[PROBLEM]
Count the lines in the entries below that contain the string "macd", treating uppercase and lowercase as different, and reply with the number alone.

[start DATA FOR THE TASK]

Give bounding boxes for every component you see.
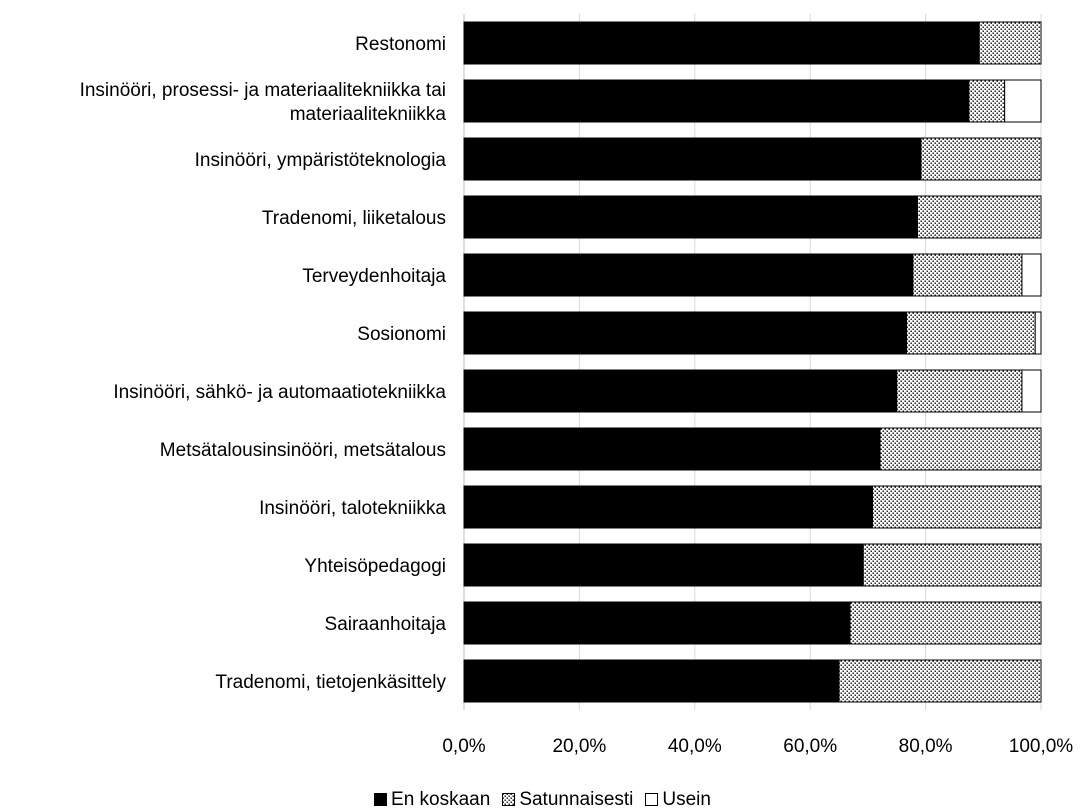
legend: En koskaan Satunnaisesti Usein (0, 788, 1085, 811)
x-tick-label: 20,0% (552, 736, 606, 757)
bar-segment-en-koskaan (463, 543, 864, 587)
x-axis-tick-labels: 0,0% 20,0% 40,0% 60,0% 80,0% 100,0% (442, 736, 1073, 757)
bar-segment-usein (1021, 369, 1042, 413)
category-label: Insinööri, sähkö- ja automaatiotekniikka (113, 382, 446, 403)
bar-segment-usein (1034, 311, 1042, 355)
category-label: Restonomi (355, 34, 446, 55)
category-labels: Restonomi Insinööri, prosessi- ja materia… (80, 34, 447, 693)
legend-swatch-empty-icon (645, 793, 659, 806)
category-label: Insinööri, prosessi- ja materiaaliteknii… (80, 80, 447, 125)
category-label: Insinööri, ympäristöteknologia (195, 150, 447, 171)
category-label: Tradenomi, tietojenkäsittely (215, 672, 446, 693)
bar-segment-usein (1021, 253, 1042, 297)
bar-segment-en-koskaan (463, 137, 922, 181)
x-tick-label: 100,0% (1009, 736, 1074, 757)
bar-segment-en-koskaan (463, 311, 908, 355)
category-label: Yhteisöpedagogi (304, 556, 446, 577)
legend-item-usein: Usein (645, 789, 711, 811)
bar-segment-en-koskaan (463, 369, 898, 413)
bar-segment-satunnaisesti (879, 427, 1042, 471)
bar-segment-satunnaisesti (917, 195, 1042, 239)
bar-segment-en-koskaan (463, 427, 881, 471)
gridlines (463, 14, 1042, 710)
bar-segment-en-koskaan (463, 79, 970, 123)
bar-segment-satunnaisesti (920, 137, 1042, 181)
bar-segment-en-koskaan (463, 601, 851, 645)
bar-segment-en-koskaan (463, 485, 874, 529)
x-tick-label: 40,0% (668, 736, 722, 757)
bar-segment-en-koskaan (463, 195, 919, 239)
bar-segment-usein (1004, 79, 1042, 123)
bar-segment-satunnaisesti (896, 369, 1023, 413)
category-label: Insinööri, talotekniikka (259, 498, 446, 519)
category-label: Sairaanhoitaja (325, 614, 447, 635)
bar-segment-satunnaisesti (849, 601, 1042, 645)
bars (463, 21, 1042, 703)
legend-label: Satunnaisesti (519, 788, 634, 810)
legend-label: Usein (662, 788, 711, 810)
x-tick-label: 60,0% (783, 736, 837, 757)
category-label: Metsätalousinsinööri, metsätalous (160, 440, 446, 461)
legend-item-en-koskaan: En koskaan (374, 789, 490, 811)
bar-segment-en-koskaan (463, 659, 840, 703)
category-label: Sosionomi (357, 324, 446, 345)
bar-segment-satunnaisesti (912, 253, 1023, 297)
bar-segment-en-koskaan (463, 21, 980, 65)
legend-swatch-solid-icon (374, 793, 388, 806)
bar-segment-satunnaisesti (862, 543, 1042, 587)
bar-segment-satunnaisesti (872, 485, 1042, 529)
category-label: Tradenomi, liiketalous (262, 208, 446, 229)
bar-segment-satunnaisesti (968, 79, 1006, 123)
stacked-bar-chart: Restonomi Insinööri, prosessi- ja materia… (80, 14, 1073, 757)
x-tick-label: 80,0% (899, 736, 953, 757)
bar-segment-satunnaisesti (906, 311, 1036, 355)
bar-segment-satunnaisesti (838, 659, 1042, 703)
legend-item-satunnaisesti: Satunnaisesti (502, 789, 633, 811)
legend-label: En koskaan (391, 788, 491, 810)
bar-segment-en-koskaan (463, 253, 914, 297)
legend-swatch-dotted-icon (502, 793, 516, 806)
bar-segment-satunnaisesti (978, 21, 1042, 65)
x-tick-label: 0,0% (442, 736, 485, 757)
category-label: Terveydenhoitaja (302, 266, 446, 287)
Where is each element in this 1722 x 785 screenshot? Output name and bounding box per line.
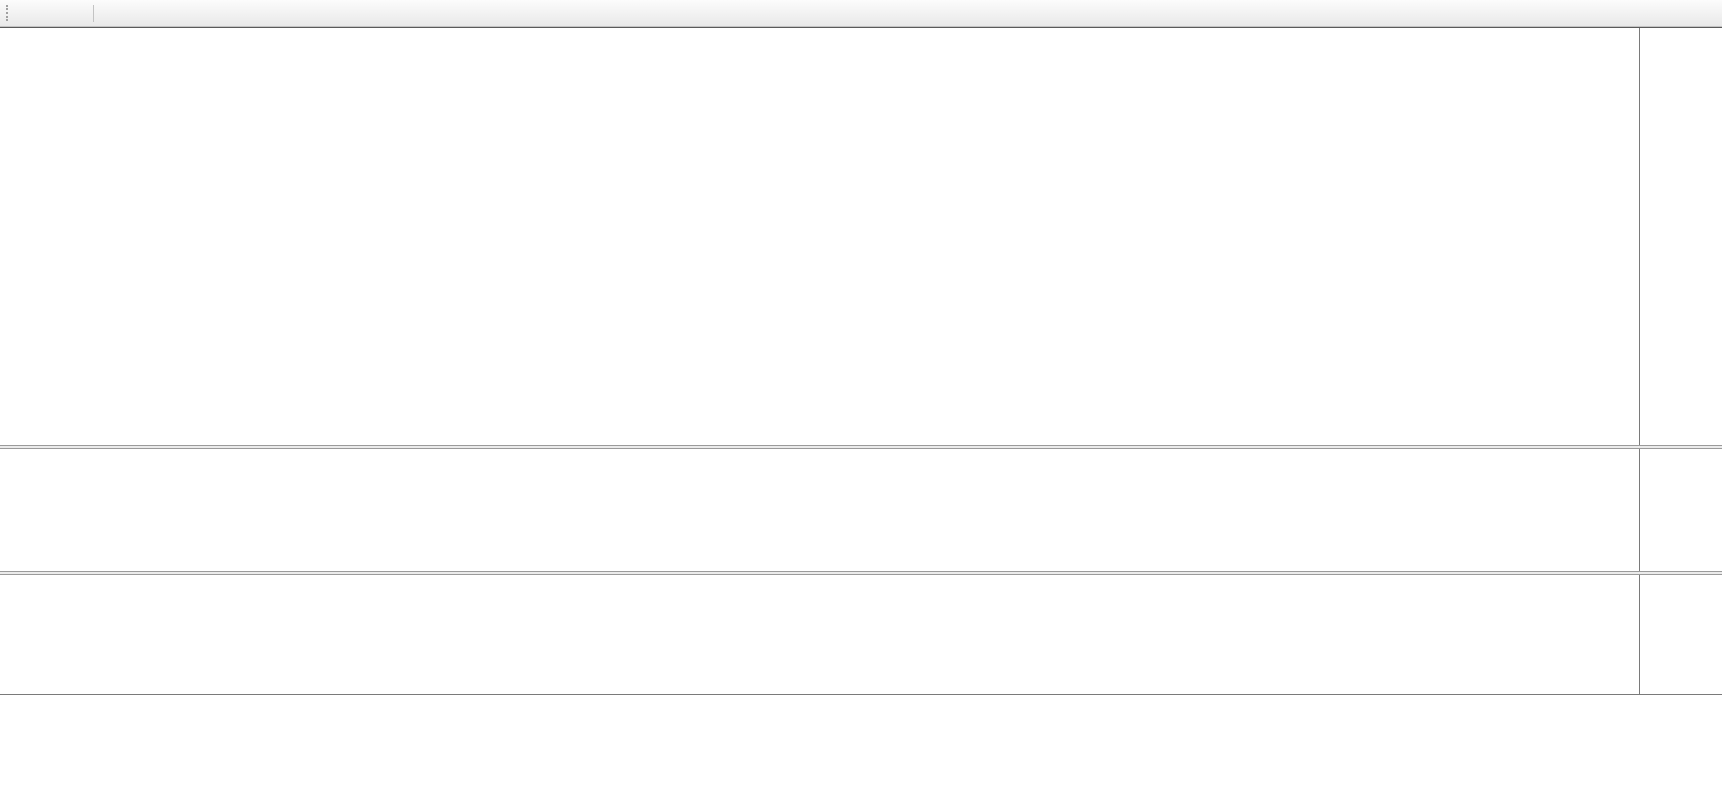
macd-axis[interactable]	[1639, 449, 1722, 571]
pane-splitter[interactable]	[0, 571, 1722, 575]
price-axis[interactable]	[1639, 28, 1722, 445]
macd-label	[7, 454, 19, 465]
macd-canvas[interactable]	[0, 449, 1638, 571]
workspace-empty-area	[0, 713, 1722, 785]
rsi-axis[interactable]	[1639, 575, 1722, 694]
rsi-canvas[interactable]	[0, 575, 1638, 694]
macd-pane[interactable]	[0, 449, 1722, 571]
main-chart-canvas[interactable]	[0, 28, 1638, 445]
text-tool-button[interactable]	[18, 3, 41, 24]
pane-splitter[interactable]	[0, 445, 1722, 449]
toolbar	[0, 0, 1722, 27]
chart-window	[0, 27, 1722, 713]
toolbar-separator	[93, 4, 94, 22]
main-chart-pane[interactable]	[0, 28, 1722, 445]
rsi-pane[interactable]	[0, 575, 1722, 694]
rsi-label	[7, 580, 13, 591]
shape-tool-button[interactable]	[41, 3, 64, 24]
objects-dropdown-button[interactable]	[64, 3, 87, 24]
time-axis[interactable]	[0, 694, 1722, 713]
toolbar-grip[interactable]	[6, 5, 12, 21]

[end DATA FOR THE TASK]

[TASK RESPONSE]
4